■ **DATA**:
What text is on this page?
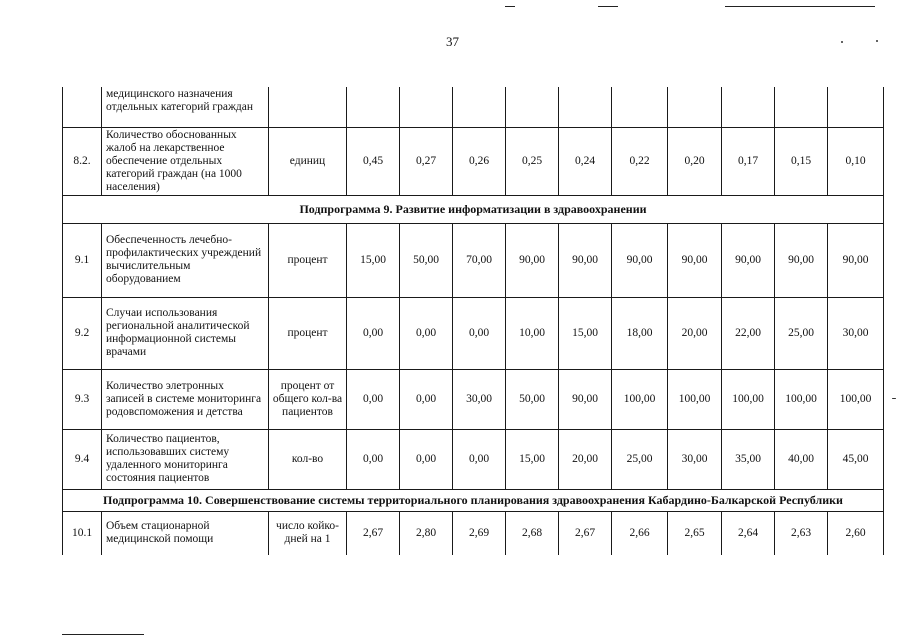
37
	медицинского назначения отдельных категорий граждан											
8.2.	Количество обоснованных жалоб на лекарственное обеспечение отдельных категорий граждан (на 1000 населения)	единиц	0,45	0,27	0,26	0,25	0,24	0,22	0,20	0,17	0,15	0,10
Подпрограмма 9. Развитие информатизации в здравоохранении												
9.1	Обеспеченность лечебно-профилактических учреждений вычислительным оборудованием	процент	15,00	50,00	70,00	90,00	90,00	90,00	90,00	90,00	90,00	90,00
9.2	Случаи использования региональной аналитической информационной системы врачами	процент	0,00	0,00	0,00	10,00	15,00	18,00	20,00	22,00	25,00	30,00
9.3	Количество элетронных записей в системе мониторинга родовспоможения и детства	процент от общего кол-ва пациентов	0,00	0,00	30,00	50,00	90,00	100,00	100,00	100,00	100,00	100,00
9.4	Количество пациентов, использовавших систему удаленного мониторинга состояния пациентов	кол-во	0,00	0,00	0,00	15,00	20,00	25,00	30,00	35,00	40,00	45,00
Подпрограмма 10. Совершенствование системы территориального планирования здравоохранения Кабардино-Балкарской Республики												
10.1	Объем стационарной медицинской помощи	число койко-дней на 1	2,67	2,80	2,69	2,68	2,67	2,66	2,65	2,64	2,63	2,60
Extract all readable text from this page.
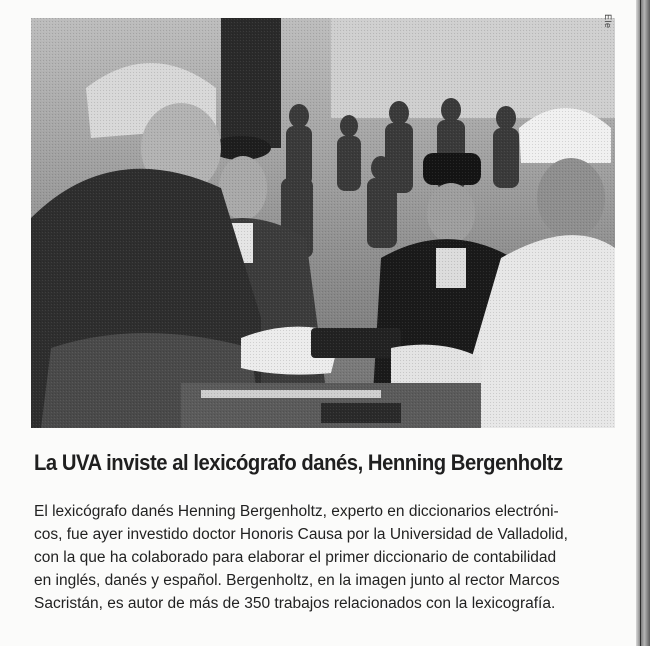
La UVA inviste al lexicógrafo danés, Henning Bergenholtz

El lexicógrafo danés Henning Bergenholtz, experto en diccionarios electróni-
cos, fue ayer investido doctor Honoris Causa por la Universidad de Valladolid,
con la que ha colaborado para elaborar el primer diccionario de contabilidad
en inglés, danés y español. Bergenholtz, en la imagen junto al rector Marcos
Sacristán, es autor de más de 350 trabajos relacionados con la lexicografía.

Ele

■ **SHORT EXERCISE**:
Omit every picture while copying the listing above exactly.

■ **RESULT BELOW**:
What text is on this page?
37
	медицинского назначения отдельных категорий граждан											
8.2.	Количество обоснованных жалоб на лекарственное обеспечение отдельных категорий граждан (на 1000 населения)	единиц	0,45	0,27	0,26	0,25	0,24	0,22	0,20	0,17	0,15	0,10
Подпрограмма 9. Развитие информатизации в здравоохранении												
9.1	Обеспеченность лечебно-профилактических учреждений вычислительным оборудованием	процент	15,00	50,00	70,00	90,00	90,00	90,00	90,00	90,00	90,00	90,00
9.2	Случаи использования региональной аналитической информационной системы врачами	процент	0,00	0,00	0,00	10,00	15,00	18,00	20,00	22,00	25,00	30,00
9.3	Количество элетронных записей в системе мониторинга родовспоможения и детства	процент от общего кол-ва пациентов	0,00	0,00	30,00	50,00	90,00	100,00	100,00	100,00	100,00	100,00
9.4	Количество пациентов, использовавших систему удаленного мониторинга состояния пациентов	кол-во	0,00	0,00	0,00	15,00	20,00	25,00	30,00	35,00	40,00	45,00
Подпрограмма 10. Совершенствование системы территориального планирования здравоохранения Кабардино-Балкарской Республики												
10.1	Объем стационарной медицинской помощи	число койко-дней на 1	2,67	2,80	2,69	2,68	2,67	2,66	2,65	2,64	2,63	2,60
Extract all readable text from this page.
La UVA inviste al lexicógrafo danés, Henning Bergenholtz

El lexicógrafo danés Henning Bergenholtz, experto en diccionarios electróni-
cos, fue ayer investido doctor Honoris Causa por la Universidad de Valladolid,
con la que ha colaborado para elaborar el primer diccionario de contabilidad
en inglés, danés y español. Bergenholtz, en la imagen junto al rector Marcos
Sacristán, es autor de más de 350 trabajos relacionados con la lexicografía.

Ele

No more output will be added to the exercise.